Write out the records again, exactly, leaving none out.

====

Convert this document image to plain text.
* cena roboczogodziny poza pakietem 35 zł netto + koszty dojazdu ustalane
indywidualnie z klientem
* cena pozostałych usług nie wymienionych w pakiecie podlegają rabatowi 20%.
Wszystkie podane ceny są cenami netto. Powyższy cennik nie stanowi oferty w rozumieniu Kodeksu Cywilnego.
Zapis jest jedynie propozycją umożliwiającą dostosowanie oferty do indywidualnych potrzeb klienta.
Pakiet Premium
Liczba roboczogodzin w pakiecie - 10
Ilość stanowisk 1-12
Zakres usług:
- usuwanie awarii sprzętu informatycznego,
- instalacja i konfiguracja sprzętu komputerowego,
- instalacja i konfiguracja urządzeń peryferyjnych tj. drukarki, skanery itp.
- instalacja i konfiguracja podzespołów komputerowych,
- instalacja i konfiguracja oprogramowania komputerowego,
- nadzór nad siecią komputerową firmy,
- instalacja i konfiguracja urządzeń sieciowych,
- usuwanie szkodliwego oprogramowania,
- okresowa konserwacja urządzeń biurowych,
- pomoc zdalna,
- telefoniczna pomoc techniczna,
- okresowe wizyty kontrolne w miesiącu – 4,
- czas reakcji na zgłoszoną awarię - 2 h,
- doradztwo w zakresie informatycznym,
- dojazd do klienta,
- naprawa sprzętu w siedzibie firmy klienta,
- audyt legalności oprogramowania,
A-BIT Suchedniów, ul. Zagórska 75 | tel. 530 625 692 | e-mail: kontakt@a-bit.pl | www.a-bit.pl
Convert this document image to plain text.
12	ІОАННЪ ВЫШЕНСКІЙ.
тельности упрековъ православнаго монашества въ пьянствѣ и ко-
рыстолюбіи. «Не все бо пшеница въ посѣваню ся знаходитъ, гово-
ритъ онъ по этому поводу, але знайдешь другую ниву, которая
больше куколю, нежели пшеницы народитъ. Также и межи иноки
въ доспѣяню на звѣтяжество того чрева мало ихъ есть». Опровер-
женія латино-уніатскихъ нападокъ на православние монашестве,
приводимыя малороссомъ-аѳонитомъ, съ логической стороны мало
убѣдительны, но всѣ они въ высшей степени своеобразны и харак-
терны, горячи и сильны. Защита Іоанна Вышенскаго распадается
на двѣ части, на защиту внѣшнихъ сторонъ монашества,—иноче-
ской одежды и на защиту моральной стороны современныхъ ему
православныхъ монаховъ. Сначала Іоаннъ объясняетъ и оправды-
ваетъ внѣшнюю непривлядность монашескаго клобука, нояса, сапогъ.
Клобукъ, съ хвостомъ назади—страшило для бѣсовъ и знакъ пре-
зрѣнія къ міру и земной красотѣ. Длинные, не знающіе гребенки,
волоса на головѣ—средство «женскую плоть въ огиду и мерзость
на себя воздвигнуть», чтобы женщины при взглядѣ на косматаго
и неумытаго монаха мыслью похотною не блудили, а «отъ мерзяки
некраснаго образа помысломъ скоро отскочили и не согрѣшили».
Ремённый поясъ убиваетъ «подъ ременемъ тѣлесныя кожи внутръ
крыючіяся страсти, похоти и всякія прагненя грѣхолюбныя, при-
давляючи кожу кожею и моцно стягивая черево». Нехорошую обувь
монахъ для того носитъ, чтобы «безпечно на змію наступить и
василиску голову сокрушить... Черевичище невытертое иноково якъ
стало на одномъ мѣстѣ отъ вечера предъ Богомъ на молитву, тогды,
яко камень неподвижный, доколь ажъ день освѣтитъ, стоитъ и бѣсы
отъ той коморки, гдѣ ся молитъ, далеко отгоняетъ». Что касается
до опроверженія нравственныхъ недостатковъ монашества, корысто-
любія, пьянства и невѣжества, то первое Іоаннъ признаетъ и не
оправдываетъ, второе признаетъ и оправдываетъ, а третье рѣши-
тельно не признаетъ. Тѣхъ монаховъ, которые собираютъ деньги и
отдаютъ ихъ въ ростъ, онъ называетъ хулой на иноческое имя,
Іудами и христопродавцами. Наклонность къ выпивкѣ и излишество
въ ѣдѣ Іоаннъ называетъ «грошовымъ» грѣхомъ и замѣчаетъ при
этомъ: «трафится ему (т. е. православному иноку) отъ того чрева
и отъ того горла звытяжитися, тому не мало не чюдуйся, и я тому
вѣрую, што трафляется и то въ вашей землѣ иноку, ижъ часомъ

====

● WORKED SOLUTION:
Convert this document image to plain text.
* cena roboczogodziny poza pakietem 35 zł netto + koszty dojazdu ustalane
indywidualnie z klientem
* cena pozostałych usług nie wymienionych w pakiecie podlegają rabatowi 20%.
Wszystkie podane ceny są cenami netto. Powyższy cennik nie stanowi oferty w rozumieniu Kodeksu Cywilnego.
Zapis jest jedynie propozycją umożliwiającą dostosowanie oferty do indywidualnych potrzeb klienta.
Pakiet Premium
Liczba roboczogodzin w pakiecie - 10
Ilość stanowisk 1-12
Zakres usług:
- usuwanie awarii sprzętu informatycznego,
- instalacja i konfiguracja sprzętu komputerowego,
- instalacja i konfiguracja urządzeń peryferyjnych tj. drukarki, skanery itp.
- instalacja i konfiguracja podzespołów komputerowych,
- instalacja i konfiguracja oprogramowania komputerowego,
- nadzór nad siecią komputerową firmy,
- instalacja i konfiguracja urządzeń sieciowych,
- usuwanie szkodliwego oprogramowania,
- okresowa konserwacja urządzeń biurowych,
- pomoc zdalna,
- telefoniczna pomoc techniczna,
- okresowe wizyty kontrolne w miesiącu – 4,
- czas reakcji na zgłoszoną awarię - 2 h,
- doradztwo w zakresie informatycznym,
- dojazd do klienta,
- naprawa sprzętu w siedzibie firmy klienta,
- audyt legalności oprogramowania,
A-BIT Suchedniów, ul. Zagórska 75 | tel. 530 625 692 | e-mail: kontakt@a-bit.pl | www.a-bit.pl
Convert this document image to plain text.
12	ІОАННЪ ВЫШЕНСКІЙ.
тельности упрековъ православнаго монашества въ пьянствѣ и ко-
рыстолюбіи. «Не все бо пшеница въ посѣваню ся знаходитъ, гово-
ритъ онъ по этому поводу, але знайдешь другую ниву, которая
больше куколю, нежели пшеницы народитъ. Также и межи иноки
въ доспѣяню на звѣтяжество того чрева мало ихъ есть». Опровер-
женія латино-уніатскихъ нападокъ на православние монашестве,
приводимыя малороссомъ-аѳонитомъ, съ логической стороны мало
убѣдительны, но всѣ они въ высшей степени своеобразны и харак-
терны, горячи и сильны. Защита Іоанна Вышенскаго распадается
на двѣ части, на защиту внѣшнихъ сторонъ монашества,—иноче-
ской одежды и на защиту моральной стороны современныхъ ему
православныхъ монаховъ. Сначала Іоаннъ объясняетъ и оправды-
ваетъ внѣшнюю непривлядность монашескаго клобука, нояса, сапогъ.
Клобукъ, съ хвостомъ назади—страшило для бѣсовъ и знакъ пре-
зрѣнія къ міру и земной красотѣ. Длинные, не знающіе гребенки,
волоса на головѣ—средство «женскую плоть въ огиду и мерзость
на себя воздвигнуть», чтобы женщины при взглядѣ на косматаго
и неумытаго монаха мыслью похотною не блудили, а «отъ мерзяки
некраснаго образа помысломъ скоро отскочили и не согрѣшили».
Ремённый поясъ убиваетъ «подъ ременемъ тѣлесныя кожи внутръ
крыючіяся страсти, похоти и всякія прагненя грѣхолюбныя, при-
давляючи кожу кожею и моцно стягивая черево». Нехорошую обувь
монахъ для того носитъ, чтобы «безпечно на змію наступить и
василиску голову сокрушить... Черевичище невытертое иноково якъ
стало на одномъ мѣстѣ отъ вечера предъ Богомъ на молитву, тогды,
яко камень неподвижный, доколь ажъ день освѣтитъ, стоитъ и бѣсы
отъ той коморки, гдѣ ся молитъ, далеко отгоняетъ». Что касается
до опроверженія нравственныхъ недостатковъ монашества, корысто-
любія, пьянства и невѣжества, то первое Іоаннъ признаетъ и не
оправдываетъ, второе признаетъ и оправдываетъ, а третье рѣши-
тельно не признаетъ. Тѣхъ монаховъ, которые собираютъ деньги и
отдаютъ ихъ въ ростъ, онъ называетъ хулой на иноческое имя,
Іудами и христопродавцами. Наклонность къ выпивкѣ и излишество
въ ѣдѣ Іоаннъ называетъ «грошовымъ» грѣхомъ и замѣчаетъ при
этомъ: «трафится ему (т. е. православному иноку) отъ того чрева
и отъ того горла звытяжитися, тому не мало не чюдуйся, и я тому
вѣрую, што трафляется и то въ вашей землѣ иноку, ижъ часомъ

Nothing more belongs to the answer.